◆ **GIVEN REQUEST**
Every line below must be reproduced exactly. Copy them all.

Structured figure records

START

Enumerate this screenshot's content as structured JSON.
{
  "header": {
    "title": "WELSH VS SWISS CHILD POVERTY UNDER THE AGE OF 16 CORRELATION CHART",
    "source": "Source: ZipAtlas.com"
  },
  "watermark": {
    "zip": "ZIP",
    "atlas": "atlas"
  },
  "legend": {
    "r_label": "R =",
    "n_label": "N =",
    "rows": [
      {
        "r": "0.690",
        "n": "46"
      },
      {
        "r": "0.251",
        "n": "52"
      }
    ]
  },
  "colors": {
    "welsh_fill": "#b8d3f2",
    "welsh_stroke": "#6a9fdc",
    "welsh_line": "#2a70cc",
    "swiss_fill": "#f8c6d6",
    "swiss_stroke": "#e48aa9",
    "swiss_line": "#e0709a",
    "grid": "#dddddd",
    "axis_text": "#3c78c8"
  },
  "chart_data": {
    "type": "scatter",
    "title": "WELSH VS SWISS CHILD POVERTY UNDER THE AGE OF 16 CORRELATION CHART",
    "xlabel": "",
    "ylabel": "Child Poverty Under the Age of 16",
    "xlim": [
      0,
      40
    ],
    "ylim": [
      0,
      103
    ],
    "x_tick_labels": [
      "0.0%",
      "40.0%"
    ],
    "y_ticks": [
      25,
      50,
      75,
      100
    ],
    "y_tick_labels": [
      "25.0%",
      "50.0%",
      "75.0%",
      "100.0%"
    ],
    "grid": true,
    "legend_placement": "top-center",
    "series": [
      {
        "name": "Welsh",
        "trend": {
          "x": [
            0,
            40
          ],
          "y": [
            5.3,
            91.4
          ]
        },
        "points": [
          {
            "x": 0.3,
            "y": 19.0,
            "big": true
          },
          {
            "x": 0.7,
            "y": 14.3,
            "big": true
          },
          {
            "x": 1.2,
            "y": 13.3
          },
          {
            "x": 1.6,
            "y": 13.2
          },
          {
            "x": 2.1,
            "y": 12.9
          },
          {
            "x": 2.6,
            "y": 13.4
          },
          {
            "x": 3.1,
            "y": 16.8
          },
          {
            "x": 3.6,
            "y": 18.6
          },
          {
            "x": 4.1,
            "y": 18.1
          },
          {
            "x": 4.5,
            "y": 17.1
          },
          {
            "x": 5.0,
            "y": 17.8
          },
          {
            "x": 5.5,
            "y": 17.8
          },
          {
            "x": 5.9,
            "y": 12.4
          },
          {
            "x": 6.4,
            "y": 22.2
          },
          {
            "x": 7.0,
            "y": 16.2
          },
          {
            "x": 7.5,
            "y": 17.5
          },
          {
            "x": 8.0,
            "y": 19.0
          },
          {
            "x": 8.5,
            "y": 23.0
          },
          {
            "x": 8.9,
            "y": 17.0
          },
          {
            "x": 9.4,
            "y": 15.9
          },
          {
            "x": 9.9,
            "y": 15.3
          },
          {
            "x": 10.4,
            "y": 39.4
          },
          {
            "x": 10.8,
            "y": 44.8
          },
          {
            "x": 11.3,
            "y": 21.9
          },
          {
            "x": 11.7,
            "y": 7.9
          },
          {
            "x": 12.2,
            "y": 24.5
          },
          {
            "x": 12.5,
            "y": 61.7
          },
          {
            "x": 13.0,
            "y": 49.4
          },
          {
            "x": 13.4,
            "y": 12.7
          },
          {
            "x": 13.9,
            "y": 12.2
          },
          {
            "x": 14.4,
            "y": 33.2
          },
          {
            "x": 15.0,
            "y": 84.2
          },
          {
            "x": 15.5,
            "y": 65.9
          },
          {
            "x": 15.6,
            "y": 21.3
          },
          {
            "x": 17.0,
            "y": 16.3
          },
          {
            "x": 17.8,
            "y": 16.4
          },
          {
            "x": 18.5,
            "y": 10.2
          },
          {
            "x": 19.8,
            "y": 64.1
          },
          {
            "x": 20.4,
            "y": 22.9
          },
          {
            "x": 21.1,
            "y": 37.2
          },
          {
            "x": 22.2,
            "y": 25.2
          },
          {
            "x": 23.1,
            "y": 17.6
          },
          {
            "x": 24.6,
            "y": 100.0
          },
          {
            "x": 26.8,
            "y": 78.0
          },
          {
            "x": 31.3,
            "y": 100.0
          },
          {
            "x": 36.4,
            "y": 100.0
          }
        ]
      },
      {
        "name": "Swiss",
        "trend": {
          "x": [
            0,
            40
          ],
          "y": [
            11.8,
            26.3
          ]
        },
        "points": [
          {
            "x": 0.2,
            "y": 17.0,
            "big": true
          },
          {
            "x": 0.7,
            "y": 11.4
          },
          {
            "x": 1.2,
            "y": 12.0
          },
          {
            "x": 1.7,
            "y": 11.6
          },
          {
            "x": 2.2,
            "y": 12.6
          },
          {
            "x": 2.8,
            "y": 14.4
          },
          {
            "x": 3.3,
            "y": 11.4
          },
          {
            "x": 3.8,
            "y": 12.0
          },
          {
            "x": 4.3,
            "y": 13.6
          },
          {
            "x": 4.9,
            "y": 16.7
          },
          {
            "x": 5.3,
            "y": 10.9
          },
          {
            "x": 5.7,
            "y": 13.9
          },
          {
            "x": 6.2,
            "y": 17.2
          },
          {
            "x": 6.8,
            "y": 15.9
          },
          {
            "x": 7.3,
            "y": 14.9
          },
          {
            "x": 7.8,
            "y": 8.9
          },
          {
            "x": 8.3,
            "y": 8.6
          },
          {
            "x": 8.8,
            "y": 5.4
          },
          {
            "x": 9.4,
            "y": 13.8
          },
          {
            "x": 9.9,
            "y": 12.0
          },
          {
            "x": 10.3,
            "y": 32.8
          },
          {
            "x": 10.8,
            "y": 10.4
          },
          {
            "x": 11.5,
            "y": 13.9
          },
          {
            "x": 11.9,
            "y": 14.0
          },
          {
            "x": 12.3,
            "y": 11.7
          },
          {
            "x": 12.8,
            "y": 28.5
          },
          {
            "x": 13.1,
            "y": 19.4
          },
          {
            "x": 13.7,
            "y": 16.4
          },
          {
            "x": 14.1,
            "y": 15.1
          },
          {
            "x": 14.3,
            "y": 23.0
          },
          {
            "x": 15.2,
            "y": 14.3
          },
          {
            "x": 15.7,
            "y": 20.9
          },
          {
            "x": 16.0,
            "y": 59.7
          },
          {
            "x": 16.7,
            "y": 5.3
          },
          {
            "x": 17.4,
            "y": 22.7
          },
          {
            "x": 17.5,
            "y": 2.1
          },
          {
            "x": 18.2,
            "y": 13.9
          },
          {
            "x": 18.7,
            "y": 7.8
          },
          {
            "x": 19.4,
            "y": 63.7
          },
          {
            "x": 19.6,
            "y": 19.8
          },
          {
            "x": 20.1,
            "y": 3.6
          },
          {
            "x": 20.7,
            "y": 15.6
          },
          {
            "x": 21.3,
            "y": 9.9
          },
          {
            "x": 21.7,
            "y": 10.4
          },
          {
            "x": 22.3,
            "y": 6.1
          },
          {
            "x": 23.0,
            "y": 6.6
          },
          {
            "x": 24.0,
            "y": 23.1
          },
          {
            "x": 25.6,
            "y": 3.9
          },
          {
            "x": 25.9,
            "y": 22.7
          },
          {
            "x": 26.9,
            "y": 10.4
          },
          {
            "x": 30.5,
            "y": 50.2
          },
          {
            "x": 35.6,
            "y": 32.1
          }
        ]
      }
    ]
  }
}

END

◆ **EXERCISE RESPONSE**
Enumerate this screenshot's content as structured JSON.
{
  "header": {
    "title": "WELSH VS SWISS CHILD POVERTY UNDER THE AGE OF 16 CORRELATION CHART",
    "source": "Source: ZipAtlas.com"
  },
  "watermark": {
    "zip": "ZIP",
    "atlas": "atlas"
  },
  "legend": {
    "r_label": "R =",
    "n_label": "N =",
    "rows": [
      {
        "r": "0.690",
        "n": "46"
      },
      {
        "r": "0.251",
        "n": "52"
      }
    ]
  },
  "colors": {
    "welsh_fill": "#b8d3f2",
    "welsh_stroke": "#6a9fdc",
    "welsh_line": "#2a70cc",
    "swiss_fill": "#f8c6d6",
    "swiss_stroke": "#e48aa9",
    "swiss_line": "#e0709a",
    "grid": "#dddddd",
    "axis_text": "#3c78c8"
  },
  "chart_data": {
    "type": "scatter",
    "title": "WELSH VS SWISS CHILD POVERTY UNDER THE AGE OF 16 CORRELATION CHART",
    "xlabel": "",
    "ylabel": "Child Poverty Under the Age of 16",
    "xlim": [
      0,
      40
    ],
    "ylim": [
      0,
      103
    ],
    "x_tick_labels": [
      "0.0%",
      "40.0%"
    ],
    "y_ticks": [
      25,
      50,
      75,
      100
    ],
    "y_tick_labels": [
      "25.0%",
      "50.0%",
      "75.0%",
      "100.0%"
    ],
    "grid": true,
    "legend_placement": "top-center",
    "series": [
      {
        "name": "Welsh",
        "trend": {
          "x": [
            0,
            40
          ],
          "y": [
            5.3,
            91.4
          ]
        },
        "points": [
          {
            "x": 0.3,
            "y": 19.0,
            "big": true
          },
          {
            "x": 0.7,
            "y": 14.3,
            "big": true
          },
          {
            "x": 1.2,
            "y": 13.3
          },
          {
            "x": 1.6,
            "y": 13.2
          },
          {
            "x": 2.1,
            "y": 12.9
          },
          {
            "x": 2.6,
            "y": 13.4
          },
          {
            "x": 3.1,
            "y": 16.8
          },
          {
            "x": 3.6,
            "y": 18.6
          },
          {
            "x": 4.1,
            "y": 18.1
          },
          {
            "x": 4.5,
            "y": 17.1
          },
          {
            "x": 5.0,
            "y": 17.8
          },
          {
            "x": 5.5,
            "y": 17.8
          },
          {
            "x": 5.9,
            "y": 12.4
          },
          {
            "x": 6.4,
            "y": 22.2
          },
          {
            "x": 7.0,
            "y": 16.2
          },
          {
            "x": 7.5,
            "y": 17.5
          },
          {
            "x": 8.0,
            "y": 19.0
          },
          {
            "x": 8.5,
            "y": 23.0
          },
          {
            "x": 8.9,
            "y": 17.0
          },
          {
            "x": 9.4,
            "y": 15.9
          },
          {
            "x": 9.9,
            "y": 15.3
          },
          {
            "x": 10.4,
            "y": 39.4
          },
          {
            "x": 10.8,
            "y": 44.8
          },
          {
            "x": 11.3,
            "y": 21.9
          },
          {
            "x": 11.7,
            "y": 7.9
          },
          {
            "x": 12.2,
            "y": 24.5
          },
          {
            "x": 12.5,
            "y": 61.7
          },
          {
            "x": 13.0,
            "y": 49.4
          },
          {
            "x": 13.4,
            "y": 12.7
          },
          {
            "x": 13.9,
            "y": 12.2
          },
          {
            "x": 14.4,
            "y": 33.2
          },
          {
            "x": 15.0,
            "y": 84.2
          },
          {
            "x": 15.5,
            "y": 65.9
          },
          {
            "x": 15.6,
            "y": 21.3
          },
          {
            "x": 17.0,
            "y": 16.3
          },
          {
            "x": 17.8,
            "y": 16.4
          },
          {
            "x": 18.5,
            "y": 10.2
          },
          {
            "x": 19.8,
            "y": 64.1
          },
          {
            "x": 20.4,
            "y": 22.9
          },
          {
            "x": 21.1,
            "y": 37.2
          },
          {
            "x": 22.2,
            "y": 25.2
          },
          {
            "x": 23.1,
            "y": 17.6
          },
          {
            "x": 24.6,
            "y": 100.0
          },
          {
            "x": 26.8,
            "y": 78.0
          },
          {
            "x": 31.3,
            "y": 100.0
          },
          {
            "x": 36.4,
            "y": 100.0
          }
        ]
      },
      {
        "name": "Swiss",
        "trend": {
          "x": [
            0,
            40
          ],
          "y": [
            11.8,
            26.3
          ]
        },
        "points": [
          {
            "x": 0.2,
            "y": 17.0,
            "big": true
          },
          {
            "x": 0.7,
            "y": 11.4
          },
          {
            "x": 1.2,
            "y": 12.0
          },
          {
            "x": 1.7,
            "y": 11.6
          },
          {
            "x": 2.2,
            "y": 12.6
          },
          {
            "x": 2.8,
            "y": 14.4
          },
          {
            "x": 3.3,
            "y": 11.4
          },
          {
            "x": 3.8,
            "y": 12.0
          },
          {
            "x": 4.3,
            "y": 13.6
          },
          {
            "x": 4.9,
            "y": 16.7
          },
          {
            "x": 5.3,
            "y": 10.9
          },
          {
            "x": 5.7,
            "y": 13.9
          },
          {
            "x": 6.2,
            "y": 17.2
          },
          {
            "x": 6.8,
            "y": 15.9
          },
          {
            "x": 7.3,
            "y": 14.9
          },
          {
            "x": 7.8,
            "y": 8.9
          },
          {
            "x": 8.3,
            "y": 8.6
          },
          {
            "x": 8.8,
            "y": 5.4
          },
          {
            "x": 9.4,
            "y": 13.8
          },
          {
            "x": 9.9,
            "y": 12.0
          },
          {
            "x": 10.3,
            "y": 32.8
          },
          {
            "x": 10.8,
            "y": 10.4
          },
          {
            "x": 11.5,
            "y": 13.9
          },
          {
            "x": 11.9,
            "y": 14.0
          },
          {
            "x": 12.3,
            "y": 11.7
          },
          {
            "x": 12.8,
            "y": 28.5
          },
          {
            "x": 13.1,
            "y": 19.4
          },
          {
            "x": 13.7,
            "y": 16.4
          },
          {
            "x": 14.1,
            "y": 15.1
          },
          {
            "x": 14.3,
            "y": 23.0
          },
          {
            "x": 15.2,
            "y": 14.3
          },
          {
            "x": 15.7,
            "y": 20.9
          },
          {
            "x": 16.0,
            "y": 59.7
          },
          {
            "x": 16.7,
            "y": 5.3
          },
          {
            "x": 17.4,
            "y": 22.7
          },
          {
            "x": 17.5,
            "y": 2.1
          },
          {
            "x": 18.2,
            "y": 13.9
          },
          {
            "x": 18.7,
            "y": 7.8
          },
          {
            "x": 19.4,
            "y": 63.7
          },
          {
            "x": 19.6,
            "y": 19.8
          },
          {
            "x": 20.1,
            "y": 3.6
          },
          {
            "x": 20.7,
            "y": 15.6
          },
          {
            "x": 21.3,
            "y": 9.9
          },
          {
            "x": 21.7,
            "y": 10.4
          },
          {
            "x": 22.3,
            "y": 6.1
          },
          {
            "x": 23.0,
            "y": 6.6
          },
          {
            "x": 24.0,
            "y": 23.1
          },
          {
            "x": 25.6,
            "y": 3.9
          },
          {
            "x": 25.9,
            "y": 22.7
          },
          {
            "x": 26.9,
            "y": 10.4
          },
          {
            "x": 30.5,
            "y": 50.2
          },
          {
            "x": 35.6,
            "y": 32.1
          }
        ]
      }
    ]
  }
}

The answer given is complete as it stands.